▸ **Goal**: Show each line of the data below that has the string "JSON" in it.
+++ Information given +++
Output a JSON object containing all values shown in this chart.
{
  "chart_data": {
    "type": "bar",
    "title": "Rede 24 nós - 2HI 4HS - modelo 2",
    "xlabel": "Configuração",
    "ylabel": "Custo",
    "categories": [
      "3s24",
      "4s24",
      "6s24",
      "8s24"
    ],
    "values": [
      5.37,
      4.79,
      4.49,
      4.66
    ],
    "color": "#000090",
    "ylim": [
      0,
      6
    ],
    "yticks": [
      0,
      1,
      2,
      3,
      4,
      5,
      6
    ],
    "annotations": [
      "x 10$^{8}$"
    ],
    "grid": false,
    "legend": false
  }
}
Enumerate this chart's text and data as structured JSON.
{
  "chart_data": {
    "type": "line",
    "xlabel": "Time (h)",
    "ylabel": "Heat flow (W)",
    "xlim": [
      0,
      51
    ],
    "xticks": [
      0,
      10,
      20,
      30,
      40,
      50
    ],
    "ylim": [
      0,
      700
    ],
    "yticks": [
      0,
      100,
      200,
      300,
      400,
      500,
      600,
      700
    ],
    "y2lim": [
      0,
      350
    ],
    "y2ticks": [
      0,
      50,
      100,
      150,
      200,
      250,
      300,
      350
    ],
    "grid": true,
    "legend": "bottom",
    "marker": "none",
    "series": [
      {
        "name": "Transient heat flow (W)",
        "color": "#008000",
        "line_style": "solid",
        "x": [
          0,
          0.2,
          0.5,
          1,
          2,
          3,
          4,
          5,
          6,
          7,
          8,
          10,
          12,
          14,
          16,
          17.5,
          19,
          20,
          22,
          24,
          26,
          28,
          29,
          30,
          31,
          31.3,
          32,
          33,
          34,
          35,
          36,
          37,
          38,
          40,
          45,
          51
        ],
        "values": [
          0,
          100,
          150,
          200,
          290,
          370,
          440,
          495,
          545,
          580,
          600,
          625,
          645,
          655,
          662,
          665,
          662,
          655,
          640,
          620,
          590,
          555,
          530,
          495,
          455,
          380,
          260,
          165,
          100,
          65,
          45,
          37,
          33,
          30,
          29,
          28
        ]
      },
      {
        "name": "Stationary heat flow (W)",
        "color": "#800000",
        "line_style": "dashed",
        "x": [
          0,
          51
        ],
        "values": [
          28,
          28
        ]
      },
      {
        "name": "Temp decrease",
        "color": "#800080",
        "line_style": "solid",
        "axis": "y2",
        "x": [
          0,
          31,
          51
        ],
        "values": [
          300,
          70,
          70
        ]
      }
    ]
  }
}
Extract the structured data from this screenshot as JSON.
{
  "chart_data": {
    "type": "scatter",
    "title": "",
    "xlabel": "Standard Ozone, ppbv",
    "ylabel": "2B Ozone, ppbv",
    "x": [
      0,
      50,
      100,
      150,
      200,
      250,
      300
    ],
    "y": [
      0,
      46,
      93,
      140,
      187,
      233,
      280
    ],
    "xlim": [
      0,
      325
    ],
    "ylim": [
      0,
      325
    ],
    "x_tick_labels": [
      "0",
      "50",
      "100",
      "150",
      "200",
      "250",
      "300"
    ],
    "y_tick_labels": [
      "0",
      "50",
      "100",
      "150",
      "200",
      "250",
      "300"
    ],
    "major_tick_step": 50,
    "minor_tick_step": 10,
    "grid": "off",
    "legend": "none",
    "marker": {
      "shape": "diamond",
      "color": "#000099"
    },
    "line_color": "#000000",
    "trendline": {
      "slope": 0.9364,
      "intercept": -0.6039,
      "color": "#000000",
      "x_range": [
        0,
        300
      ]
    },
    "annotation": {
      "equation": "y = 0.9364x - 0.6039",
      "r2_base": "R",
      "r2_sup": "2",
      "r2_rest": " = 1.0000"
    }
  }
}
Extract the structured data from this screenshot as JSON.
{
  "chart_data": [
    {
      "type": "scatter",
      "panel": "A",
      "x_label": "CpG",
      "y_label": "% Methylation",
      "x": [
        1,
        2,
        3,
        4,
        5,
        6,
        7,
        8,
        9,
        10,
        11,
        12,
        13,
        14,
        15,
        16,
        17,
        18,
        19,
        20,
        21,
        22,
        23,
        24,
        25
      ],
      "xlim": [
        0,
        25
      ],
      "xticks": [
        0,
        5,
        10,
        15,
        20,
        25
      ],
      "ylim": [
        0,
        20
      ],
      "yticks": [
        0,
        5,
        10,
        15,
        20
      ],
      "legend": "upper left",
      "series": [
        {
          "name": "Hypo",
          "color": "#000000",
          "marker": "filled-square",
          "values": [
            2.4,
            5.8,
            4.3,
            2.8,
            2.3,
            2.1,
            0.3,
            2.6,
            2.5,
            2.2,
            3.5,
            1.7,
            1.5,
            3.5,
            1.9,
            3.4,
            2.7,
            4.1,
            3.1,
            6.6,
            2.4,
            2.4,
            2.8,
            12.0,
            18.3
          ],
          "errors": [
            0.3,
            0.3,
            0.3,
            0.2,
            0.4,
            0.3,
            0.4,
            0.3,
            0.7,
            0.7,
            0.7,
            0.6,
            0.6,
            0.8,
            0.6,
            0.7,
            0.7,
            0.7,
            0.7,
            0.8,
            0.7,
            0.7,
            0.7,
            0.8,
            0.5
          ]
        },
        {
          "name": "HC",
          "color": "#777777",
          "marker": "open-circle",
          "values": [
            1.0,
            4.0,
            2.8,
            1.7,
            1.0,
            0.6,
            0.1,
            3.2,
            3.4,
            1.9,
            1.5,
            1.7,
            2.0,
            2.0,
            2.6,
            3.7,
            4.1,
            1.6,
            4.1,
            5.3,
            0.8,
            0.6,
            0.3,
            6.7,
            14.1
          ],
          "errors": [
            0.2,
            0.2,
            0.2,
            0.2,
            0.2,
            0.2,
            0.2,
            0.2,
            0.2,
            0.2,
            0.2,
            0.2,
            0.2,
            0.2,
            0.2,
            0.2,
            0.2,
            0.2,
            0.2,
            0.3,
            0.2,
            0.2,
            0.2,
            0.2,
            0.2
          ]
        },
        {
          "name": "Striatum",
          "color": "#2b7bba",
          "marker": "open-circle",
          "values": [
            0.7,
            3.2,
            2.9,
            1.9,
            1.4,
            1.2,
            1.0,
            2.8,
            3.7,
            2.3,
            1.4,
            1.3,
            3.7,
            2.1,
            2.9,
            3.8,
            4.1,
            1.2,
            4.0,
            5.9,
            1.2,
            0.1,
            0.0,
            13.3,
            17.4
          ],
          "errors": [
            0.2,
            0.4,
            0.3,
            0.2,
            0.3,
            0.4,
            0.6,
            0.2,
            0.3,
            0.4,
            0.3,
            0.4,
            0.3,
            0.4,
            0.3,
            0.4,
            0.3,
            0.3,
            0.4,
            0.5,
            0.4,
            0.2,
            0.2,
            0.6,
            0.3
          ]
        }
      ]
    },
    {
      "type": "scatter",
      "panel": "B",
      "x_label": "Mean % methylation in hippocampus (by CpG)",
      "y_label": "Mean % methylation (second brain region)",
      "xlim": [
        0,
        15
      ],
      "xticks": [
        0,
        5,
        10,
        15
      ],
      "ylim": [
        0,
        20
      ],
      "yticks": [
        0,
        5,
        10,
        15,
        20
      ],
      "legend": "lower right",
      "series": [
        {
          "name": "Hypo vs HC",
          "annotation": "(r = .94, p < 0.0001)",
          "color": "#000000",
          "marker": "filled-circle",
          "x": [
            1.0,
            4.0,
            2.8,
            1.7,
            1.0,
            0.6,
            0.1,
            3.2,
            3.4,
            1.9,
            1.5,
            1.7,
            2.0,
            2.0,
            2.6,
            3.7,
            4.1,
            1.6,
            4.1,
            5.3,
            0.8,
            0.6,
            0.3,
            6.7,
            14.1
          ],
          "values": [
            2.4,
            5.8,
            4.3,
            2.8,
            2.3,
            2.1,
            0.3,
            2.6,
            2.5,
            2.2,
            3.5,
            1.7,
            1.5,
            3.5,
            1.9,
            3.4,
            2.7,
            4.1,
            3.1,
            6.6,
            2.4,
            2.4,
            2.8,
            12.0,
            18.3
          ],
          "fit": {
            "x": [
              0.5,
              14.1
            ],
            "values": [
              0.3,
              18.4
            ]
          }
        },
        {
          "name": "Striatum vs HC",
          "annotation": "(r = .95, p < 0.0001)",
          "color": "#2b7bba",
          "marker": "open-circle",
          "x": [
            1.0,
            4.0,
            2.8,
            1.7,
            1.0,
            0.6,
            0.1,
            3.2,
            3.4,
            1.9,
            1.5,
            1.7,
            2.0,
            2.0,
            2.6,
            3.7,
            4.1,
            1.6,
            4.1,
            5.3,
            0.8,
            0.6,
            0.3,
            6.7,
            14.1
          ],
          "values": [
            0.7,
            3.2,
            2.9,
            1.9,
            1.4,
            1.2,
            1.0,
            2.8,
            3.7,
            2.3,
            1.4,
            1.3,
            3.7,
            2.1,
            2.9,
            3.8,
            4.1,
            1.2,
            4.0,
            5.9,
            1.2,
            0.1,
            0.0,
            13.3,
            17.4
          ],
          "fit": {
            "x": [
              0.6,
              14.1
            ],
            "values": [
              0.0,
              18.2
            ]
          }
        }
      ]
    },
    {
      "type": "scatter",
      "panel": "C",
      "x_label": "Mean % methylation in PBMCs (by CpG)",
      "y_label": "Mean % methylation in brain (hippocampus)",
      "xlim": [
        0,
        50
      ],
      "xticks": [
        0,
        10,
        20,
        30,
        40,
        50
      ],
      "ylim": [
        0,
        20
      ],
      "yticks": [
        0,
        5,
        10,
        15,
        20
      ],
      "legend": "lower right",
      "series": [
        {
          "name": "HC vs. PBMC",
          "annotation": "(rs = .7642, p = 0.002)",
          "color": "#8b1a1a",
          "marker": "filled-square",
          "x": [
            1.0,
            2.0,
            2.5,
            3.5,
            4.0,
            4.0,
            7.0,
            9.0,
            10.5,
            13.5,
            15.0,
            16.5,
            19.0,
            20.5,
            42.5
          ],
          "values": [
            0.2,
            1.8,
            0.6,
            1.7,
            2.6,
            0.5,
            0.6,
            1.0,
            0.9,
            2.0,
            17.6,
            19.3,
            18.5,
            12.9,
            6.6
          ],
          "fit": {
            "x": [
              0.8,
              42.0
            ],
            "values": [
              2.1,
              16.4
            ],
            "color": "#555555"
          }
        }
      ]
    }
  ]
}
+++
▸ **Written answer**:
Output a JSON object containing all values shown in this chart.
Enumerate this chart's text and data as structured JSON.
Extract the structured data from this screenshot as JSON.
Extract the structured data from this screenshot as JSON.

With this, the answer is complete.